SUPPLIED ENTRIES:
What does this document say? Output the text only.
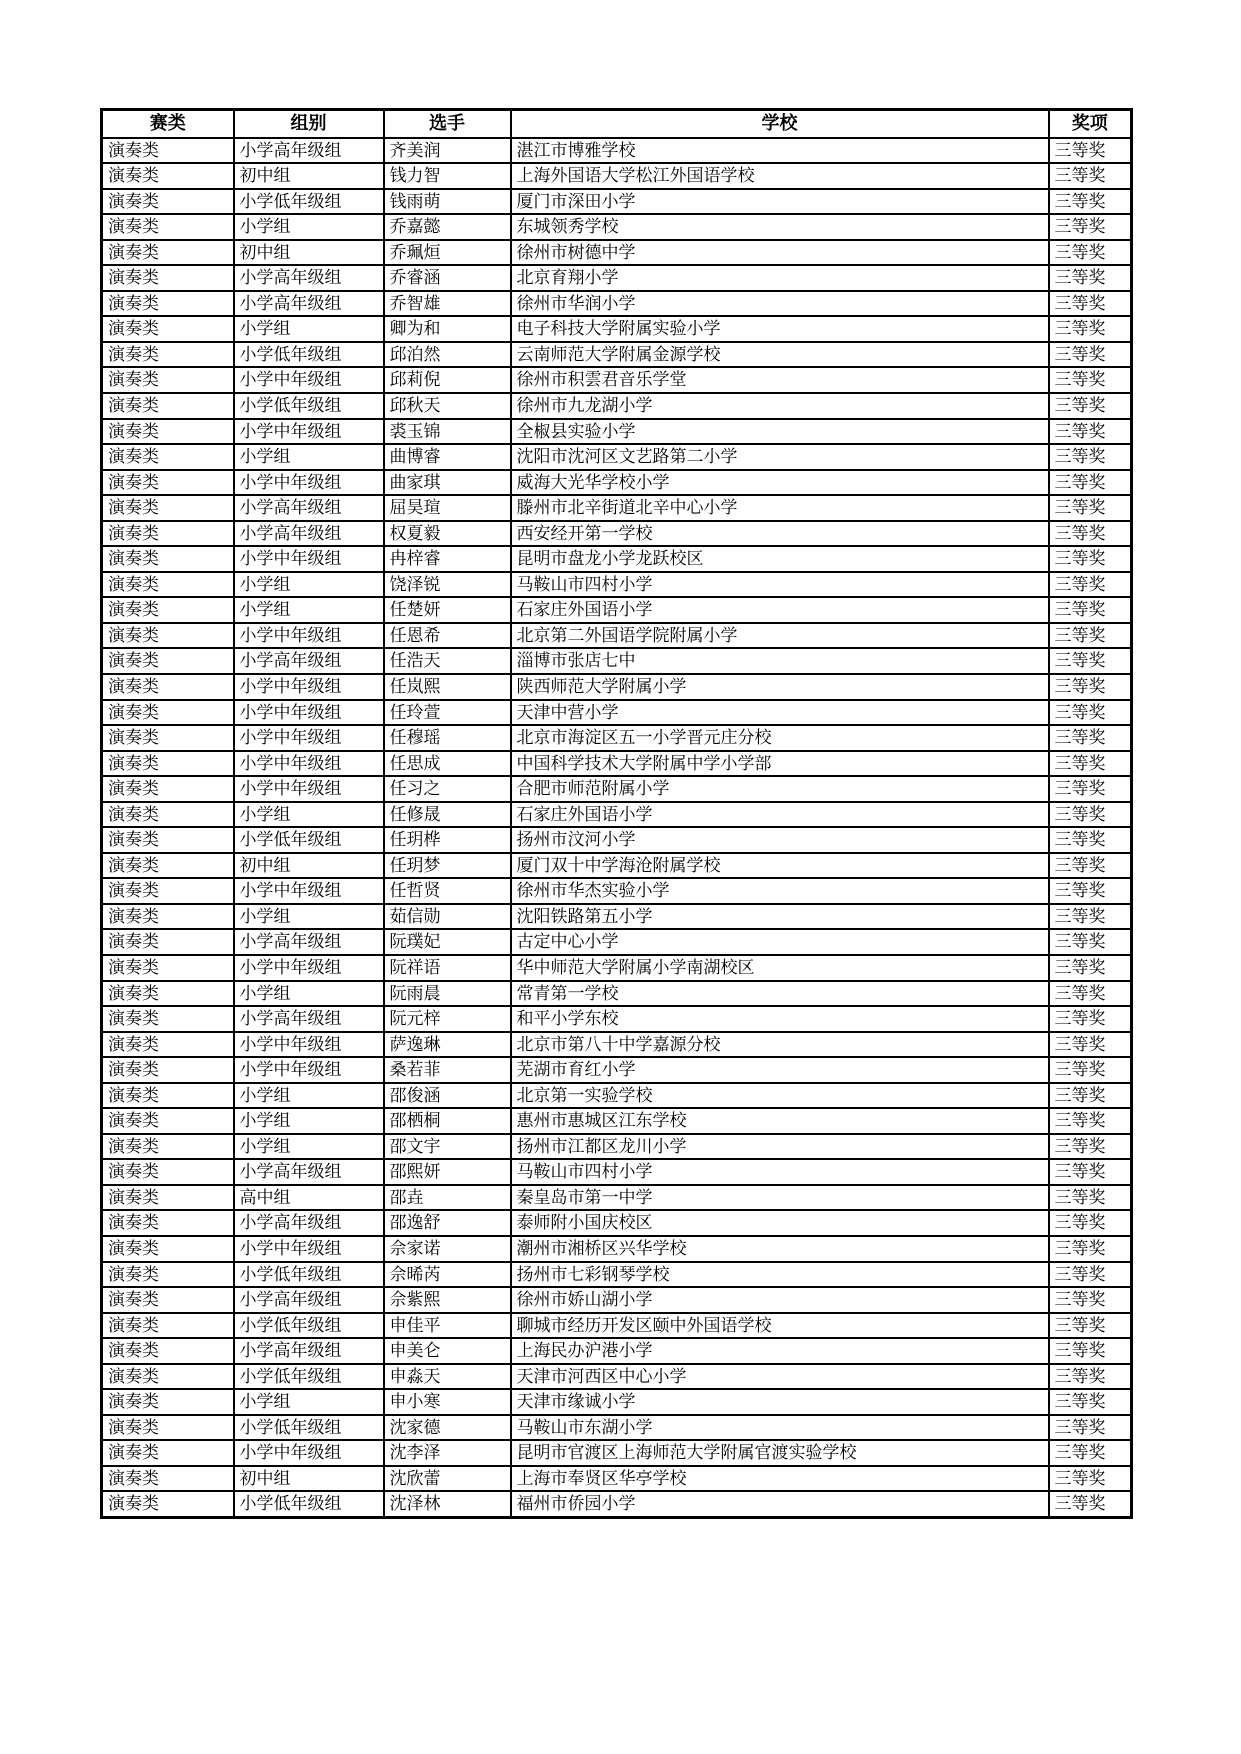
赛类	组别	选手	学校	奖项
演奏类	小学高年级组	齐美润	湛江市博雅学校	三等奖
演奏类	初中组	钱力智	上海外国语大学松江外国语学校	三等奖
演奏类	小学低年级组	钱雨萌	厦门市深田小学	三等奖
演奏类	小学组	乔嘉懿	东城领秀学校	三等奖
演奏类	初中组	乔珮烜	徐州市树德中学	三等奖
演奏类	小学高年级组	乔睿涵	北京育翔小学	三等奖
演奏类	小学高年级组	乔智雄	徐州市华润小学	三等奖
演奏类	小学组	卿为和	电子科技大学附属实验小学	三等奖
演奏类	小学低年级组	邱泊然	云南师范大学附属金源学校	三等奖
演奏类	小学中年级组	邱莉倪	徐州市积雲君音乐学堂	三等奖
演奏类	小学低年级组	邱秋天	徐州市九龙湖小学	三等奖
演奏类	小学中年级组	裘玉锦	全椒县实验小学	三等奖
演奏类	小学组	曲博睿	沈阳市沈河区文艺路第二小学	三等奖
演奏类	小学中年级组	曲家琪	威海大光华学校小学	三等奖
演奏类	小学高年级组	屈昊瑄	滕州市北辛街道北辛中心小学	三等奖
演奏类	小学高年级组	权夏毅	西安经开第一学校	三等奖
演奏类	小学中年级组	冉梓睿	昆明市盘龙小学龙跃校区	三等奖
演奏类	小学组	饶泽锐	马鞍山市四村小学	三等奖
演奏类	小学组	任楚妍	石家庄外国语小学	三等奖
演奏类	小学中年级组	任恩希	北京第二外国语学院附属小学	三等奖
演奏类	小学高年级组	任浩天	淄博市张店七中	三等奖
演奏类	小学中年级组	任岚熙	陕西师范大学附属小学	三等奖
演奏类	小学中年级组	任玲萱	天津中营小学	三等奖
演奏类	小学中年级组	任穆瑶	北京市海淀区五一小学晋元庄分校	三等奖
演奏类	小学中年级组	任思成	中国科学技术大学附属中学小学部	三等奖
演奏类	小学中年级组	任习之	合肥市师范附属小学	三等奖
演奏类	小学组	任修晟	石家庄外国语小学	三等奖
演奏类	小学低年级组	任玥桦	扬州市汶河小学	三等奖
演奏类	初中组	任玥梦	厦门双十中学海沧附属学校	三等奖
演奏类	小学中年级组	任哲贤	徐州市华杰实验小学	三等奖
演奏类	小学组	茹信勋	沈阳铁路第五小学	三等奖
演奏类	小学高年级组	阮璞妃	古定中心小学	三等奖
演奏类	小学中年级组	阮祥语	华中师范大学附属小学南湖校区	三等奖
演奏类	小学组	阮雨晨	常青第一学校	三等奖
演奏类	小学高年级组	阮元梓	和平小学东校	三等奖
演奏类	小学中年级组	萨逸琳	北京市第八十中学嘉源分校	三等奖
演奏类	小学中年级组	桑若菲	芜湖市育红小学	三等奖
演奏类	小学组	邵俊涵	北京第一实验学校	三等奖
演奏类	小学组	邵栖桐	惠州市惠城区江东学校	三等奖
演奏类	小学组	邵文宇	扬州市江都区龙川小学	三等奖
演奏类	小学高年级组	邵熙妍	马鞍山市四村小学	三等奖
演奏类	高中组	邵垚	秦皇岛市第一中学	三等奖
演奏类	小学高年级组	邵逸舒	泰师附小国庆校区	三等奖
演奏类	小学中年级组	佘家诺	潮州市湘桥区兴华学校	三等奖
演奏类	小学低年级组	佘晞芮	扬州市七彩钢琴学校	三等奖
演奏类	小学高年级组	佘紫熙	徐州市娇山湖小学	三等奖
演奏类	小学低年级组	申佳平	聊城市经历开发区颐中外国语学校	三等奖
演奏类	小学高年级组	申美仑	上海民办沪港小学	三等奖
演奏类	小学低年级组	申淼天	天津市河西区中心小学	三等奖
演奏类	小学组	申小寒	天津市缘诚小学	三等奖
演奏类	小学低年级组	沈家德	马鞍山市东湖小学	三等奖
演奏类	小学中年级组	沈李泽	昆明市官渡区上海师范大学附属官渡实验学校	三等奖
演奏类	初中组	沈欣蕾	上海市奉贤区华亭学校	三等奖
演奏类	小学低年级组	沈泽林	福州市侨园小学	三等奖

BRIEF:
Exclude every picture and copy the remaining data exactly.

RESPONSE TO THE TASK:
What does this document say? Output the text only.
赛类	组别	选手	学校	奖项
演奏类	小学高年级组	齐美润	湛江市博雅学校	三等奖
演奏类	初中组	钱力智	上海外国语大学松江外国语学校	三等奖
演奏类	小学低年级组	钱雨萌	厦门市深田小学	三等奖
演奏类	小学组	乔嘉懿	东城领秀学校	三等奖
演奏类	初中组	乔珮烜	徐州市树德中学	三等奖
演奏类	小学高年级组	乔睿涵	北京育翔小学	三等奖
演奏类	小学高年级组	乔智雄	徐州市华润小学	三等奖
演奏类	小学组	卿为和	电子科技大学附属实验小学	三等奖
演奏类	小学低年级组	邱泊然	云南师范大学附属金源学校	三等奖
演奏类	小学中年级组	邱莉倪	徐州市积雲君音乐学堂	三等奖
演奏类	小学低年级组	邱秋天	徐州市九龙湖小学	三等奖
演奏类	小学中年级组	裘玉锦	全椒县实验小学	三等奖
演奏类	小学组	曲博睿	沈阳市沈河区文艺路第二小学	三等奖
演奏类	小学中年级组	曲家琪	威海大光华学校小学	三等奖
演奏类	小学高年级组	屈昊瑄	滕州市北辛街道北辛中心小学	三等奖
演奏类	小学高年级组	权夏毅	西安经开第一学校	三等奖
演奏类	小学中年级组	冉梓睿	昆明市盘龙小学龙跃校区	三等奖
演奏类	小学组	饶泽锐	马鞍山市四村小学	三等奖
演奏类	小学组	任楚妍	石家庄外国语小学	三等奖
演奏类	小学中年级组	任恩希	北京第二外国语学院附属小学	三等奖
演奏类	小学高年级组	任浩天	淄博市张店七中	三等奖
演奏类	小学中年级组	任岚熙	陕西师范大学附属小学	三等奖
演奏类	小学中年级组	任玲萱	天津中营小学	三等奖
演奏类	小学中年级组	任穆瑶	北京市海淀区五一小学晋元庄分校	三等奖
演奏类	小学中年级组	任思成	中国科学技术大学附属中学小学部	三等奖
演奏类	小学中年级组	任习之	合肥市师范附属小学	三等奖
演奏类	小学组	任修晟	石家庄外国语小学	三等奖
演奏类	小学低年级组	任玥桦	扬州市汶河小学	三等奖
演奏类	初中组	任玥梦	厦门双十中学海沧附属学校	三等奖
演奏类	小学中年级组	任哲贤	徐州市华杰实验小学	三等奖
演奏类	小学组	茹信勋	沈阳铁路第五小学	三等奖
演奏类	小学高年级组	阮璞妃	古定中心小学	三等奖
演奏类	小学中年级组	阮祥语	华中师范大学附属小学南湖校区	三等奖
演奏类	小学组	阮雨晨	常青第一学校	三等奖
演奏类	小学高年级组	阮元梓	和平小学东校	三等奖
演奏类	小学中年级组	萨逸琳	北京市第八十中学嘉源分校	三等奖
演奏类	小学中年级组	桑若菲	芜湖市育红小学	三等奖
演奏类	小学组	邵俊涵	北京第一实验学校	三等奖
演奏类	小学组	邵栖桐	惠州市惠城区江东学校	三等奖
演奏类	小学组	邵文宇	扬州市江都区龙川小学	三等奖
演奏类	小学高年级组	邵熙妍	马鞍山市四村小学	三等奖
演奏类	高中组	邵垚	秦皇岛市第一中学	三等奖
演奏类	小学高年级组	邵逸舒	泰师附小国庆校区	三等奖
演奏类	小学中年级组	佘家诺	潮州市湘桥区兴华学校	三等奖
演奏类	小学低年级组	佘晞芮	扬州市七彩钢琴学校	三等奖
演奏类	小学高年级组	佘紫熙	徐州市娇山湖小学	三等奖
演奏类	小学低年级组	申佳平	聊城市经历开发区颐中外国语学校	三等奖
演奏类	小学高年级组	申美仑	上海民办沪港小学	三等奖
演奏类	小学低年级组	申淼天	天津市河西区中心小学	三等奖
演奏类	小学组	申小寒	天津市缘诚小学	三等奖
演奏类	小学低年级组	沈家德	马鞍山市东湖小学	三等奖
演奏类	小学中年级组	沈李泽	昆明市官渡区上海师范大学附属官渡实验学校	三等奖
演奏类	初中组	沈欣蕾	上海市奉贤区华亭学校	三等奖
演奏类	小学低年级组	沈泽林	福州市侨园小学	三等奖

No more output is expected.